▶ [EXCERPTED DATA]
____________________
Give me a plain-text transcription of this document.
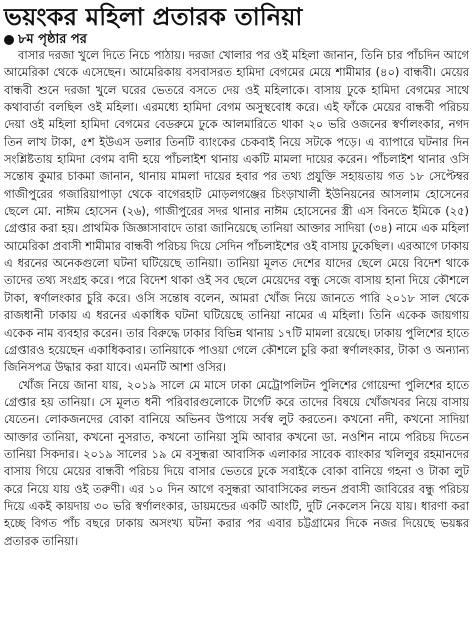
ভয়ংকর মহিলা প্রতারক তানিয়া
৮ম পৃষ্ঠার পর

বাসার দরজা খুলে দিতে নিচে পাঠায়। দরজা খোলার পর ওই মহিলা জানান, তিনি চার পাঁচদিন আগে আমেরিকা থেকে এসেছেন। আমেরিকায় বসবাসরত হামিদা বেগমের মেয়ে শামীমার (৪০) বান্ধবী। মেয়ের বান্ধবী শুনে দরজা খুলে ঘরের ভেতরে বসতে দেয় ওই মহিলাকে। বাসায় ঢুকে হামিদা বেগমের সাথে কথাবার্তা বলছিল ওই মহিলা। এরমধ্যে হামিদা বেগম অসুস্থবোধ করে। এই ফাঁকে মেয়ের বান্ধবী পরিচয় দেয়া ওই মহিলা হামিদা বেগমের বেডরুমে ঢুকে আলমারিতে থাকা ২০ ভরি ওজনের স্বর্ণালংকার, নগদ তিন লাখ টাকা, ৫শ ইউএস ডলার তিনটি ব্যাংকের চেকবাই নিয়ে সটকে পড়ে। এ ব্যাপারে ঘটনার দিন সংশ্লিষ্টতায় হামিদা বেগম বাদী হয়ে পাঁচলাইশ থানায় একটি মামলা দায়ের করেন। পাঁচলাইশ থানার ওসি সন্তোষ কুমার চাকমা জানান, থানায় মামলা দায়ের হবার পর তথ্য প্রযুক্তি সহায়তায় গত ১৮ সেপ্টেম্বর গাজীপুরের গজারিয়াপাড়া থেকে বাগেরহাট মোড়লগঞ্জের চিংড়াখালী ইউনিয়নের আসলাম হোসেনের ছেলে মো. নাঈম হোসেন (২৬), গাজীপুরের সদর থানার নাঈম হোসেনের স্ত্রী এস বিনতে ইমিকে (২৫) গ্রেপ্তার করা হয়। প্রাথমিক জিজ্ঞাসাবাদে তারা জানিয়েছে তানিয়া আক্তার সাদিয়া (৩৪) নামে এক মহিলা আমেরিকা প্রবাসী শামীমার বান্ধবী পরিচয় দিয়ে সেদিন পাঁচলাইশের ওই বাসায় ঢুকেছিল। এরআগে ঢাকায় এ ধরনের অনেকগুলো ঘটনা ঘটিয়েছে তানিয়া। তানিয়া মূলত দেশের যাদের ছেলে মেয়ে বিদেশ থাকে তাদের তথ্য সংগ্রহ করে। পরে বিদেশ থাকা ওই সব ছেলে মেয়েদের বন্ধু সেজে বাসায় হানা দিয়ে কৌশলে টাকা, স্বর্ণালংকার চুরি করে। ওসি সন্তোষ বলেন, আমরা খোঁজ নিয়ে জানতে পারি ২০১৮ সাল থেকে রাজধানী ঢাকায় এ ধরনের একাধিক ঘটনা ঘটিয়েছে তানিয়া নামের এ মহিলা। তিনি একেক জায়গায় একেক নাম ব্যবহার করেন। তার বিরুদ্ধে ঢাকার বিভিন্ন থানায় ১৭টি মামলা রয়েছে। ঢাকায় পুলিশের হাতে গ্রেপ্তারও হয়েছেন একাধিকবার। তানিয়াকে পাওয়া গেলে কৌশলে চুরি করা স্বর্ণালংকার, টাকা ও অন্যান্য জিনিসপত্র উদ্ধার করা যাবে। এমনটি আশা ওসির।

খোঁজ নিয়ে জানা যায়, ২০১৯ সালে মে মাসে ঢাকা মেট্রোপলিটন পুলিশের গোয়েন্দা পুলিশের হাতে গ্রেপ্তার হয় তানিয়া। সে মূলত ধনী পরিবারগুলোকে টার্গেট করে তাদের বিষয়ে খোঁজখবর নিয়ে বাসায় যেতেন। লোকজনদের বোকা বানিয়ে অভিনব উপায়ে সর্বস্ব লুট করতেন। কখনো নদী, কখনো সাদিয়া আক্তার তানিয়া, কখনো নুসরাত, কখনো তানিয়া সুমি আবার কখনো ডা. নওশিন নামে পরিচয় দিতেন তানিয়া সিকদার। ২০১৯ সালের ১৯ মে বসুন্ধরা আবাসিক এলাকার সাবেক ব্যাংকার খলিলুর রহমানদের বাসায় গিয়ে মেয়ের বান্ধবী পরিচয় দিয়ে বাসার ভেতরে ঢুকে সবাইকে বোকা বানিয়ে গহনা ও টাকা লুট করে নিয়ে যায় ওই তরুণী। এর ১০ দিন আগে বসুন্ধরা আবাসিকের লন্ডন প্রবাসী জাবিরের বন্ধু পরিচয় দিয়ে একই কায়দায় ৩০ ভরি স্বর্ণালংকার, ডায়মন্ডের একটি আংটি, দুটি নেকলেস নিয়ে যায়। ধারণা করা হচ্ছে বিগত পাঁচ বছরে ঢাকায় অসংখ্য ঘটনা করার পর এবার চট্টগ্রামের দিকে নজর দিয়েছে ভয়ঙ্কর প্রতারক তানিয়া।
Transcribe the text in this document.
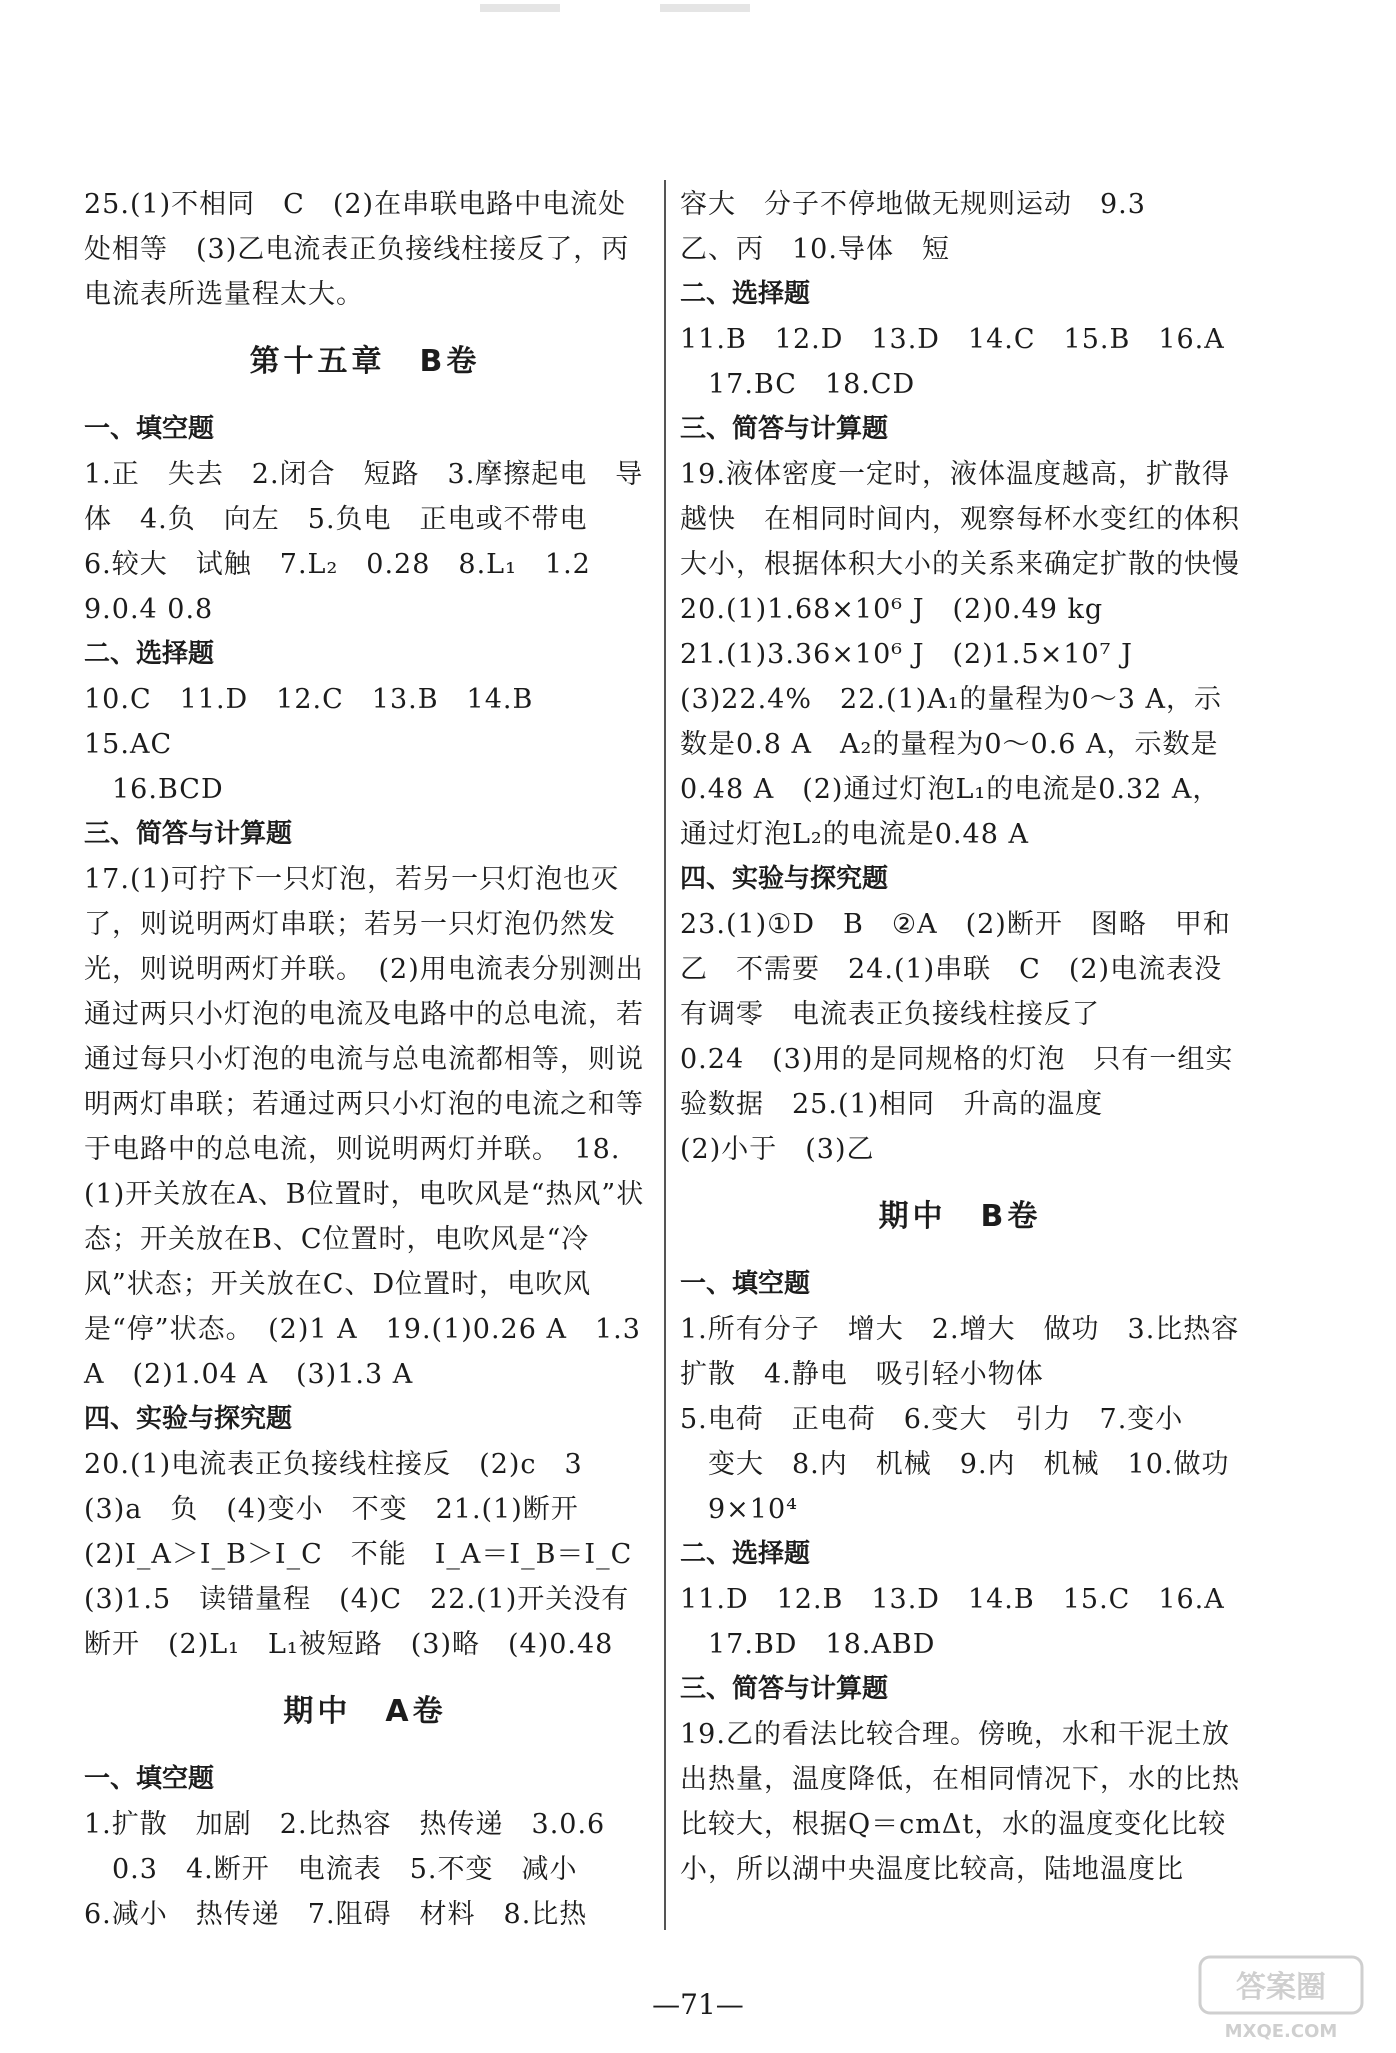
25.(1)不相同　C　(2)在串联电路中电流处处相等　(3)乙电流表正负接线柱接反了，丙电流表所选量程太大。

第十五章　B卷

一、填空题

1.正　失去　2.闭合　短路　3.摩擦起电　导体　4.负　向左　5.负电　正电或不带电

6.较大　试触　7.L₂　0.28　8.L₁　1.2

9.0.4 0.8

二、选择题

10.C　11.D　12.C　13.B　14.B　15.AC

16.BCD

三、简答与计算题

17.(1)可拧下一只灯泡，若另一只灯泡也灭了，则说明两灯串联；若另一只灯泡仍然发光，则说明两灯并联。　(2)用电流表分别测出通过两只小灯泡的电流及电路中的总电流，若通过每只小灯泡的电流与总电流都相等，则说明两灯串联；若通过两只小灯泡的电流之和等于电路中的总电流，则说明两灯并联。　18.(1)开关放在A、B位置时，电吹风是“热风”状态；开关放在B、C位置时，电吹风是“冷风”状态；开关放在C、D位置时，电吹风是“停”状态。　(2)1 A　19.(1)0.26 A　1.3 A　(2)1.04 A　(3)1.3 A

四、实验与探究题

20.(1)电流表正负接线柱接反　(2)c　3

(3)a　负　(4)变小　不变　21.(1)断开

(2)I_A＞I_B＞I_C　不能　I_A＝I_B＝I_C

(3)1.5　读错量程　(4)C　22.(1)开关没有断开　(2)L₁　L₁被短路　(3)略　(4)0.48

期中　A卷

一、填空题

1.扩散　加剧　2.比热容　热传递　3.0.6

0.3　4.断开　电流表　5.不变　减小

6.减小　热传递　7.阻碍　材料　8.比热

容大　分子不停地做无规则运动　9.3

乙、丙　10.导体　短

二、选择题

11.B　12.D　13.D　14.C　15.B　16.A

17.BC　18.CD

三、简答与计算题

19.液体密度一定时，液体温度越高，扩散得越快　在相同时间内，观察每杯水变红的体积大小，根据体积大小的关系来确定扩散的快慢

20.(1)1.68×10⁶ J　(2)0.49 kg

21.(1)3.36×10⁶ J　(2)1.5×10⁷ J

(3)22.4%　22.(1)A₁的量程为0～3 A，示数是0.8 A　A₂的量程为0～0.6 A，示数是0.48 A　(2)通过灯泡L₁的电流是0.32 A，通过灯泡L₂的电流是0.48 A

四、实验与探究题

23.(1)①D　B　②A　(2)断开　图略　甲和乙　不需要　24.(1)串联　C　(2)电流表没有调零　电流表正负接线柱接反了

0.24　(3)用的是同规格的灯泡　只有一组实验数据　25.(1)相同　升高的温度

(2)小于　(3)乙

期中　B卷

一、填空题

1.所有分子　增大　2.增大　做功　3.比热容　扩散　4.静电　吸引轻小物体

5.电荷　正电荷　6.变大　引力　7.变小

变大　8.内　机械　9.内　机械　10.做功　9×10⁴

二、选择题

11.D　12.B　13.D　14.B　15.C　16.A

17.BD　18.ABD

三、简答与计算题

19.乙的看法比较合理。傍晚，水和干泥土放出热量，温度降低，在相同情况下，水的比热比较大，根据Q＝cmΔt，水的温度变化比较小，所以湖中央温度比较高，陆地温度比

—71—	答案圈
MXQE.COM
____________________
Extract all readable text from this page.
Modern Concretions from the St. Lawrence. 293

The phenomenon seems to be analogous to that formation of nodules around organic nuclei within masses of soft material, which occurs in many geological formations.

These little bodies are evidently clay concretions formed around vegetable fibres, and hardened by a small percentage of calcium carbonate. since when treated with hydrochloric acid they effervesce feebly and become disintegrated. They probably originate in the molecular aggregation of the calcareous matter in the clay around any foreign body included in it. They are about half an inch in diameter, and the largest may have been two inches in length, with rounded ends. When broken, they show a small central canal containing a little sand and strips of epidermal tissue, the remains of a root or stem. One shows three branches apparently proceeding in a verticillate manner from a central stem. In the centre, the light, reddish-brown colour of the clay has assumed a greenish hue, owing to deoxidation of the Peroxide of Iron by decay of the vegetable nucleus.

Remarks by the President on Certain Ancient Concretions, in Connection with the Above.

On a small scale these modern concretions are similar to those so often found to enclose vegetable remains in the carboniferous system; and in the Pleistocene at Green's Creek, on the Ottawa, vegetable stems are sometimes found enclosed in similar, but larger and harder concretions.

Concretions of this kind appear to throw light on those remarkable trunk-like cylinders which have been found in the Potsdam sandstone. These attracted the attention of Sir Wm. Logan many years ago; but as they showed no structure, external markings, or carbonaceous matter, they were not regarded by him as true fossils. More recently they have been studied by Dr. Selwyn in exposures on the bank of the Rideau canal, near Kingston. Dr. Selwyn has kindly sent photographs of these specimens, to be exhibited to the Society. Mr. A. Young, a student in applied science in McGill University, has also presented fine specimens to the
____________________
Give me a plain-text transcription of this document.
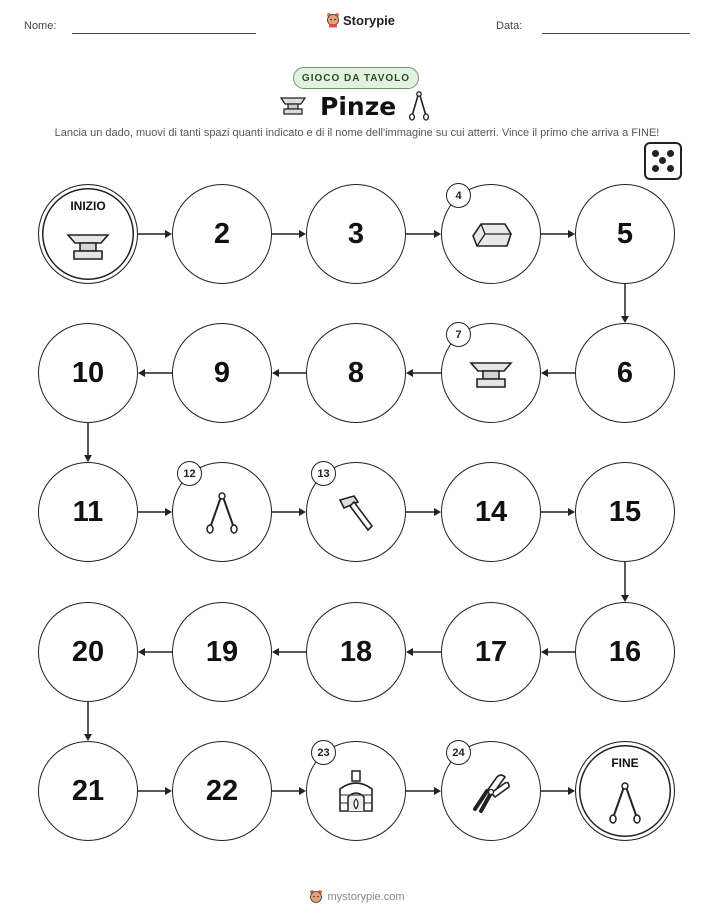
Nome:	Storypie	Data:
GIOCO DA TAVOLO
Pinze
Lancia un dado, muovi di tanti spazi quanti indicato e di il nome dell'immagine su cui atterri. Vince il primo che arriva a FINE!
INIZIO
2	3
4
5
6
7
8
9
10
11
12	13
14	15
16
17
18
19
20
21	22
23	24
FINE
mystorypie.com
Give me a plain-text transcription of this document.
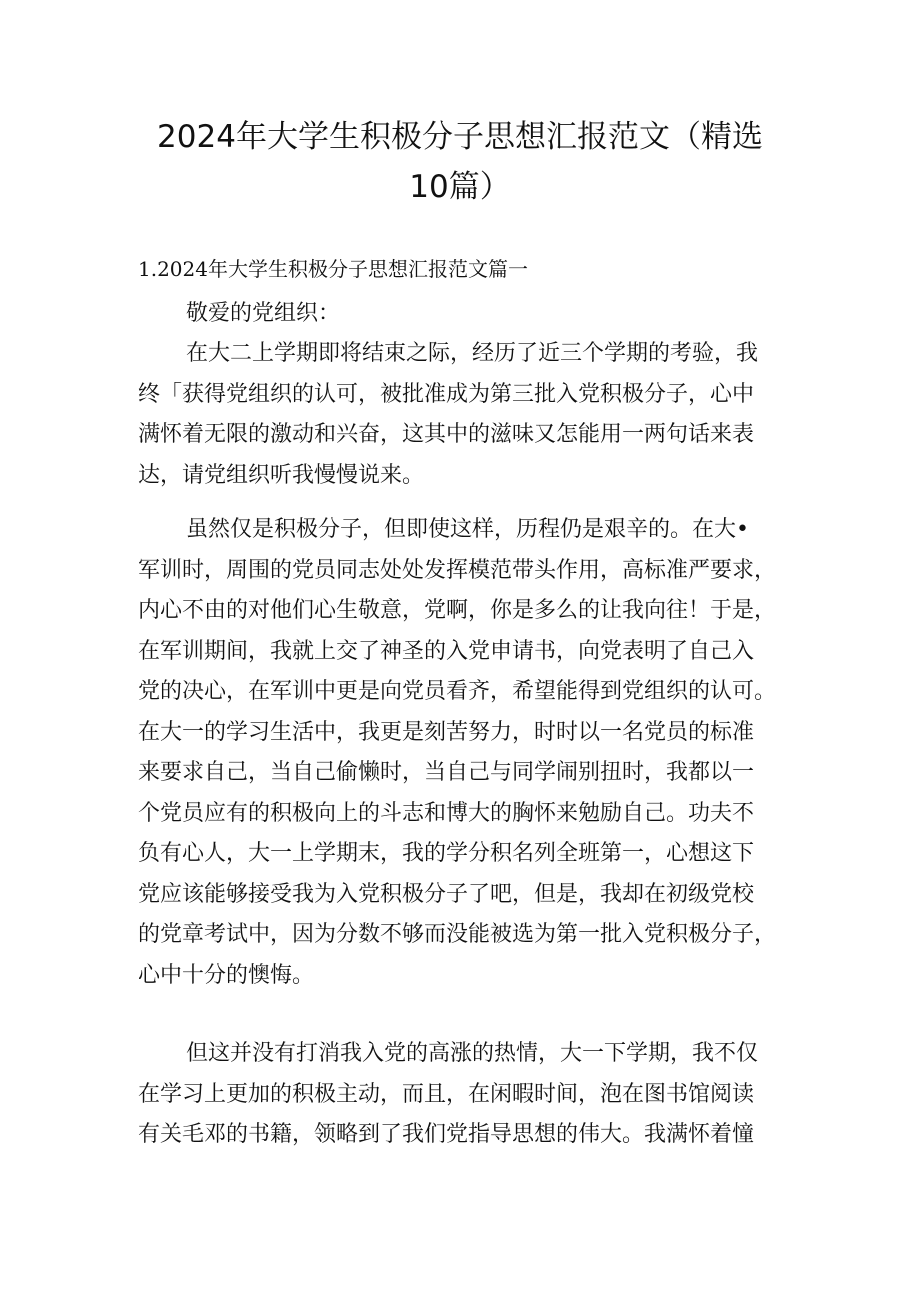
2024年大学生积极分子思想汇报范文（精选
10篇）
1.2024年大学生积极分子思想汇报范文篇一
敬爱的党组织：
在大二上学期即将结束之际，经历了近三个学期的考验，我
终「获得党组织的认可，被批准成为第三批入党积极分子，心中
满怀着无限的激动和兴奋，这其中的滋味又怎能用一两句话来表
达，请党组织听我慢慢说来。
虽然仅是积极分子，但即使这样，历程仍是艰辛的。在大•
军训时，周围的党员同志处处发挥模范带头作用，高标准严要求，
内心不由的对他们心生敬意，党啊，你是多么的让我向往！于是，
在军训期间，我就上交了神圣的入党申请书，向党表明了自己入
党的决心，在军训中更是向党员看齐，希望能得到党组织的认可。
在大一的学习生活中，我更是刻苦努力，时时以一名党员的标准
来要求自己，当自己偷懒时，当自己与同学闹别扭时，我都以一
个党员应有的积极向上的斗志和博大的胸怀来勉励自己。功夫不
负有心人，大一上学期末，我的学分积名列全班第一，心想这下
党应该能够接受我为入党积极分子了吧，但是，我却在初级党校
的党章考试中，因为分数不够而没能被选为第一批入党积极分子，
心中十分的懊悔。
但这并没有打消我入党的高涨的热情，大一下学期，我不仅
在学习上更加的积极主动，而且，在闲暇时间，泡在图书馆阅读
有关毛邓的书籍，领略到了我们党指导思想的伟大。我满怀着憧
____________________
Find all lines with "they" in them and copy each one.

▶ [ANSWER BELOW]
These little bodies are evidently clay concretions formed around vegetable fibres, and hardened by a small percentage of calcium carbonate. since when treated with hydrochloric acid they effervesce feebly and become disintegrated. They probably originate in the molecular aggregation of the calcareous matter in the clay around any foreign body included in it. They are about half an inch in diameter, and the largest may have been two inches in length, with rounded ends. When broken, they show a small central canal containing a little sand and strips of epidermal tissue, the remains of a root or stem. One shows three branches apparently proceeding in a verticillate manner from a central stem. In the centre, the light, reddish-brown colour of the clay has assumed a greenish hue, owing to deoxidation of the Peroxide of Iron by decay of the vegetable nucleus.
Concretions of this kind appear to throw light on those remarkable trunk-like cylinders which have been found in the Potsdam sandstone. These attracted the attention of Sir Wm. Logan many years ago; but as they showed no structure, external markings, or carbonaceous matter, they were not regarded by him as true fossils. More recently they have been studied by Dr. Selwyn in exposures on the bank of the Rideau canal, near Kingston. Dr. Selwyn has kindly sent photographs of these specimens, to be exhibited to the Society. Mr. A. Young, a student in applied science in McGill University, has also presented fine specimens to the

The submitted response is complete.